Source material =>

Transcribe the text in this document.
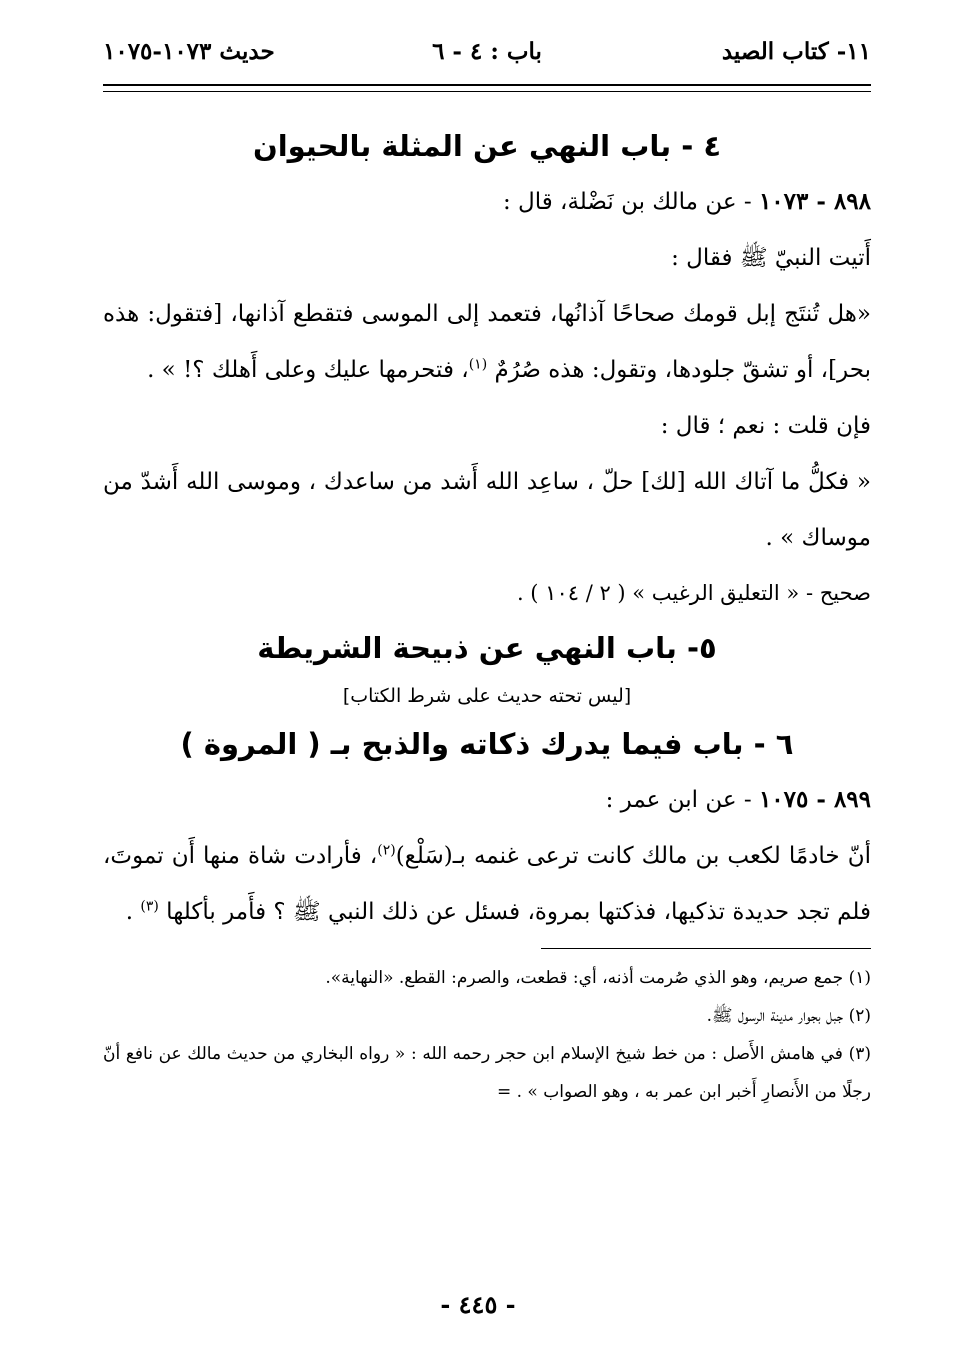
١١- كتاب الصيد
باب : ٤ - ٦
حديث ١٠٧٣-١٠٧٥
٤ - باب النهي عن المثلة بالحيوان

٨٩٨ - ١٠٧٣ - عن مالك بن نَضْلة، قال :

أَتيت النبيّ ﷺ فقال :

«هل تُنتَج إبل قومك صحاحًا آذانُها، فتعمد إلى الموسى فتقطع آذانها، [فتقول: هذه بحر]، أو تشقّ جلودها، وتقول: هذه صُرُمٌ $^{(١)}$، فتحرمها عليك وعلى أَهلك ؟! » .

فإن قلت : نعم ؛ قال :

« فكلُّ ما آتاك الله [لك] حلّ ، ساعِد الله أَشد من ساعدك ، وموسى الله أَشدّ من موساك » .

صحيح - « التعليق الرغيب » ( ٢ / ١٠٤ ) .

٥- باب النهي عن ذبيحة الشريطة
[ليس تحته حديث على شرط الكتاب]
٦ - باب فيما يدرك ذكاته والذبح بـ ( المروة )

٨٩٩ - ١٠٧٥ - عن ابن عمر :

أنّ خادمًا لكعب بن مالك كانت ترعى غنمه بـ(سَلْع)$^{(٢)}$، فأرادت شاة منها أَن تموتَ، فلم تجد حديدة تذكيها، فذكتها بمروة، فسئل عن ذلك النبي ﷺ ؟ فأَمر بأكلها $^{(٣)}$ .

(١) جمع صريم، وهو الذي صُرمت أذنه، أي: قطعت، والصرم: القطع. «النهاية».

(٢) جبل بجوار مدينة الرسول ﷺ.

(٣) في هامش الأَصل : من خط شيخ الإسلام ابن حجر رحمه الله : « رواه البخاري من حديث مالك عن نافع أنّ رجلًا من الأَنصارِ أَخبر ابن عمر به ، وهو الصواب » . =

- ٤٤٥ -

The task => Copy the entries exactly. Leave out the images.

Finished answer =>
Transcribe the text in this document.
١١- كتاب الصيد
باب : ٤ - ٦
حديث ١٠٧٣-١٠٧٥
٤ - باب النهي عن المثلة بالحيوان

٨٩٨ - ١٠٧٣ - عن مالك بن نَضْلة، قال :

أَتيت النبيّ ﷺ فقال :

«هل تُنتَج إبل قومك صحاحًا آذانُها، فتعمد إلى الموسى فتقطع آذانها، [فتقول: هذه بحر]، أو تشقّ جلودها، وتقول: هذه صُرُمٌ $^{(١)}$، فتحرمها عليك وعلى أَهلك ؟! » .

فإن قلت : نعم ؛ قال :

« فكلُّ ما آتاك الله [لك] حلّ ، ساعِد الله أَشد من ساعدك ، وموسى الله أَشدّ من موساك » .

صحيح - « التعليق الرغيب » ( ٢ / ١٠٤ ) .

٥- باب النهي عن ذبيحة الشريطة
[ليس تحته حديث على شرط الكتاب]
٦ - باب فيما يدرك ذكاته والذبح بـ ( المروة )

٨٩٩ - ١٠٧٥ - عن ابن عمر :

أنّ خادمًا لكعب بن مالك كانت ترعى غنمه بـ(سَلْع)$^{(٢)}$، فأرادت شاة منها أَن تموتَ، فلم تجد حديدة تذكيها، فذكتها بمروة، فسئل عن ذلك النبي ﷺ ؟ فأَمر بأكلها $^{(٣)}$ .

(١) جمع صريم، وهو الذي صُرمت أذنه، أي: قطعت، والصرم: القطع. «النهاية».

(٢) جبل بجوار مدينة الرسول ﷺ.

(٣) في هامش الأَصل : من خط شيخ الإسلام ابن حجر رحمه الله : « رواه البخاري من حديث مالك عن نافع أنّ رجلًا من الأَنصارِ أَخبر ابن عمر به ، وهو الصواب » . =

- ٤٤٥ -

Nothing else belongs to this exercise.